**担当課題**
項目の冒頭から始まり「more-replies-link[interactable]: 共 78」を含む行で終わる範囲を、空行を除いて番号付きリストとして表してください。両端の行も含めます。

----------------------------------------

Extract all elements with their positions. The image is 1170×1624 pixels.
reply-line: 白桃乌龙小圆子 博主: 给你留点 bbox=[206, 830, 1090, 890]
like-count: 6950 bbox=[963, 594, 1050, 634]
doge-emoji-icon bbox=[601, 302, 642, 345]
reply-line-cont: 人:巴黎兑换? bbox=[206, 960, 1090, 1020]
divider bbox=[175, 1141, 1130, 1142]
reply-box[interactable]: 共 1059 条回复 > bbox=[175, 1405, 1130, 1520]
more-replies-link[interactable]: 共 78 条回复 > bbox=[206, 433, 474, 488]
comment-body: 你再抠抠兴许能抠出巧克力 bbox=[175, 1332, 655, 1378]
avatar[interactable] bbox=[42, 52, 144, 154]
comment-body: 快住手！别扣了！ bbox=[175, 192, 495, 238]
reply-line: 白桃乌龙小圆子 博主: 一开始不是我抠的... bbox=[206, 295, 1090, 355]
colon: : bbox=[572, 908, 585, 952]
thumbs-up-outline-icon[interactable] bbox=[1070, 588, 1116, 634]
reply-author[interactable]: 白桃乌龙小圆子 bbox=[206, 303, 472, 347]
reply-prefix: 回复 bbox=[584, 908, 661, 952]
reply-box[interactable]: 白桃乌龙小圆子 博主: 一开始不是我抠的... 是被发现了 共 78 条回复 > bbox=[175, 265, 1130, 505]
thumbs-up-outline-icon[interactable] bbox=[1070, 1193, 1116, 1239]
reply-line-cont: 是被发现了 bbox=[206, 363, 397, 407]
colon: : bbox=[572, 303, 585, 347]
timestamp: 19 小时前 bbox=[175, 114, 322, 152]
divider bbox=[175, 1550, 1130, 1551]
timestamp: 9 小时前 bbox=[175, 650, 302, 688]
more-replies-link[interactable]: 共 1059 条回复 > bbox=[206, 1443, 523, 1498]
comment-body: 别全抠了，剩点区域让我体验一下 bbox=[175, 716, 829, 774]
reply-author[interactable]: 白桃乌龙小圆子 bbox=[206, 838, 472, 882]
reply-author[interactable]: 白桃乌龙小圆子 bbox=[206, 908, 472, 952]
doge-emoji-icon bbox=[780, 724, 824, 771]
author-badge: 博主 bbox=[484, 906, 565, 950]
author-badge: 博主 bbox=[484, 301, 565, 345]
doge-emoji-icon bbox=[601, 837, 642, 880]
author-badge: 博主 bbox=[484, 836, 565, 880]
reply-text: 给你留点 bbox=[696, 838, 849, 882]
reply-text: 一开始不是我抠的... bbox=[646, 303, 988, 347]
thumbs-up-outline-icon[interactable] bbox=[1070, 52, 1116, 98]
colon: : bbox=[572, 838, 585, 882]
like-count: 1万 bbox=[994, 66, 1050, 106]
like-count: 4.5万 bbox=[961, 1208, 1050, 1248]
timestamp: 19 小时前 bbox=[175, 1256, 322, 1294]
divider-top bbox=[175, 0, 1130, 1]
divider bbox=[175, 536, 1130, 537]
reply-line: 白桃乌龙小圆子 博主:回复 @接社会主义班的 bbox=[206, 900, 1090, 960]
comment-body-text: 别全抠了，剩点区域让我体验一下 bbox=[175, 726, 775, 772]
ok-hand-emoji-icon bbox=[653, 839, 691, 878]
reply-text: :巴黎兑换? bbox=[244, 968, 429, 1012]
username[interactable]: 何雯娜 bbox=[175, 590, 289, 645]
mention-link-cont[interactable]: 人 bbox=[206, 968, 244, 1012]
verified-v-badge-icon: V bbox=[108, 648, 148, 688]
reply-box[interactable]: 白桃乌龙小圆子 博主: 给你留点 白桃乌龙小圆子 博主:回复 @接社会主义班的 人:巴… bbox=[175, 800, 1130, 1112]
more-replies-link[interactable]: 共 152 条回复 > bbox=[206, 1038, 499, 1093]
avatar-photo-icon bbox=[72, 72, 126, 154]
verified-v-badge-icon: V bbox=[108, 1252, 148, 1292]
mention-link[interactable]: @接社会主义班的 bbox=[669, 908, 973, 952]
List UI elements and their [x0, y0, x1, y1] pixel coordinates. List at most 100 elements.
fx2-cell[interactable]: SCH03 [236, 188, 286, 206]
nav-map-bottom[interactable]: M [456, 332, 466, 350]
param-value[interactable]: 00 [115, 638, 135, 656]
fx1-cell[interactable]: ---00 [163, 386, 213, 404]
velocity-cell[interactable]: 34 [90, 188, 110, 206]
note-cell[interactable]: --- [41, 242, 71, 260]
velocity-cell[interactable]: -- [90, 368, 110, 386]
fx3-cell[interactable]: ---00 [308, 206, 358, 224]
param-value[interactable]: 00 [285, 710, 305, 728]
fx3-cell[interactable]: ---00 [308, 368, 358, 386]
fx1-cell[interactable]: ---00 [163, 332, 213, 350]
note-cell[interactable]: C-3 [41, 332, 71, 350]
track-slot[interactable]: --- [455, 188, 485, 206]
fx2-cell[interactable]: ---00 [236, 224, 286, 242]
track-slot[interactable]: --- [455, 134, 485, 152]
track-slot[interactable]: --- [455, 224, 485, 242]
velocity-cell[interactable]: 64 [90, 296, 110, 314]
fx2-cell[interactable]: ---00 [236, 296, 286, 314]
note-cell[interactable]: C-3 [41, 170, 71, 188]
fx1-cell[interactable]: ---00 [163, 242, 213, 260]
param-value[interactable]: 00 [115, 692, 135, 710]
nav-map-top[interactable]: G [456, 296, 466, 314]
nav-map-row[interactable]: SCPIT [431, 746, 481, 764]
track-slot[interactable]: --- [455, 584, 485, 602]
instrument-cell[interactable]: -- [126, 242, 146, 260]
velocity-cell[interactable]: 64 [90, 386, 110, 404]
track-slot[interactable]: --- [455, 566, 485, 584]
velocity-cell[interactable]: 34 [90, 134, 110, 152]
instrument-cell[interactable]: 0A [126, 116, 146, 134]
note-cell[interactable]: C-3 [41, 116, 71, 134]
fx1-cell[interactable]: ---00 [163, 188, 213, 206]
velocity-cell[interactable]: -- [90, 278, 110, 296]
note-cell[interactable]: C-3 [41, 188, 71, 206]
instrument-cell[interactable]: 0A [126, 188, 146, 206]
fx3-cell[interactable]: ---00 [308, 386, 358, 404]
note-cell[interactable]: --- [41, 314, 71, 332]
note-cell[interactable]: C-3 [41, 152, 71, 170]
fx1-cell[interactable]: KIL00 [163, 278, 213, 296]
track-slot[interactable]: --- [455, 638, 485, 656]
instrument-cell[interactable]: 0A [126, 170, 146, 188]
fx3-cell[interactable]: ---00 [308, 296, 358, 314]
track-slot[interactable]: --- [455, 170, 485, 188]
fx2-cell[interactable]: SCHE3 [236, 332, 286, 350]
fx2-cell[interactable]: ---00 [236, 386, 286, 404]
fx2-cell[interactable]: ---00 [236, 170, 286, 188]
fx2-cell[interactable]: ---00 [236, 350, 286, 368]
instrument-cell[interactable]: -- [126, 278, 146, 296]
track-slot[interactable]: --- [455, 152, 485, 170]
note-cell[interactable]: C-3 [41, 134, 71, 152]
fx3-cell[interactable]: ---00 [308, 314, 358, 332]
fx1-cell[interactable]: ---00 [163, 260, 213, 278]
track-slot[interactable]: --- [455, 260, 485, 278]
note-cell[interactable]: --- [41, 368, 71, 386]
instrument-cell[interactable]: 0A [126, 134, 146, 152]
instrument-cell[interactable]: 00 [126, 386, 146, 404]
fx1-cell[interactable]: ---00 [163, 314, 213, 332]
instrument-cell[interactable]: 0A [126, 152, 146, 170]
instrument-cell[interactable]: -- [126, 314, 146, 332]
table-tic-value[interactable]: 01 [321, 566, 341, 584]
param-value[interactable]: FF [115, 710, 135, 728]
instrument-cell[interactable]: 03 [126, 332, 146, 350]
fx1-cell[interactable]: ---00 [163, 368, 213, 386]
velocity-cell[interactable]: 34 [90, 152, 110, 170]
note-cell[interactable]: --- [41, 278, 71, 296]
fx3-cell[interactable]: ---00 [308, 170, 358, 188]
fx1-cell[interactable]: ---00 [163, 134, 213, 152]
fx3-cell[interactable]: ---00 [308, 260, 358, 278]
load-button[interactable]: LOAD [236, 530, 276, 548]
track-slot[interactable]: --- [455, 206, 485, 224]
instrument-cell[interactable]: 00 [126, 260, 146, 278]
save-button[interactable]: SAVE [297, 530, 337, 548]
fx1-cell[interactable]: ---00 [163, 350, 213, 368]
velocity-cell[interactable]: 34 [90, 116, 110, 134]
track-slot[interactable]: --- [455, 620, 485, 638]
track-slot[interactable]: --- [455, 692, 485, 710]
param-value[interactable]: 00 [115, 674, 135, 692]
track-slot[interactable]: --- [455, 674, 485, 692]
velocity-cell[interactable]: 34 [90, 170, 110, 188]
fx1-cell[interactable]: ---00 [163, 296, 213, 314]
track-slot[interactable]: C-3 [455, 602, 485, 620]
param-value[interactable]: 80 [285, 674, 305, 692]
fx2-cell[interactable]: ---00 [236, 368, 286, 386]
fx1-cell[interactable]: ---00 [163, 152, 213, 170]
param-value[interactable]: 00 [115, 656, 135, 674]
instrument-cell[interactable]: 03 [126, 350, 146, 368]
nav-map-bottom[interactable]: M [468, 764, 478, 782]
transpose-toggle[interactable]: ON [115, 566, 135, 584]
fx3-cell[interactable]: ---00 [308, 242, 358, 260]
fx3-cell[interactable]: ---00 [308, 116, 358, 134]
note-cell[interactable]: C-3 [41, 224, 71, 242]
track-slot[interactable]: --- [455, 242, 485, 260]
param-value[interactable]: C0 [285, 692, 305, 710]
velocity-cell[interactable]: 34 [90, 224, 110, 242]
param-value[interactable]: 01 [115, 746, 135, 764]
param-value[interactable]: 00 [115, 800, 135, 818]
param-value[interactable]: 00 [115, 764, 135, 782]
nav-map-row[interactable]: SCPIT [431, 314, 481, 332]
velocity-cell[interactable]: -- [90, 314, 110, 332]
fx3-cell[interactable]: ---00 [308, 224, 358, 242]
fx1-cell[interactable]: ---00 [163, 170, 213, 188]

----------------------------------------

**演習の結果**
1. Extract all elements with their positions. The image is 1170×1624 pixels.
2. reply-line: 白桃乌龙小圆子 博主: 给你留点 bbox=[206, 830, 1090, 890]
3. like-count: 6950 bbox=[963, 594, 1050, 634]
4. doge-emoji-icon bbox=[601, 302, 642, 345]
5. reply-line-cont: 人:巴黎兑换? bbox=[206, 960, 1090, 1020]
6. divider bbox=[175, 1141, 1130, 1142]
7. reply-box[interactable]: 共 1059 条回复 > bbox=[175, 1405, 1130, 1520]
8. more-replies-link[interactable]: 共 78 条回复 > bbox=[206, 433, 474, 488]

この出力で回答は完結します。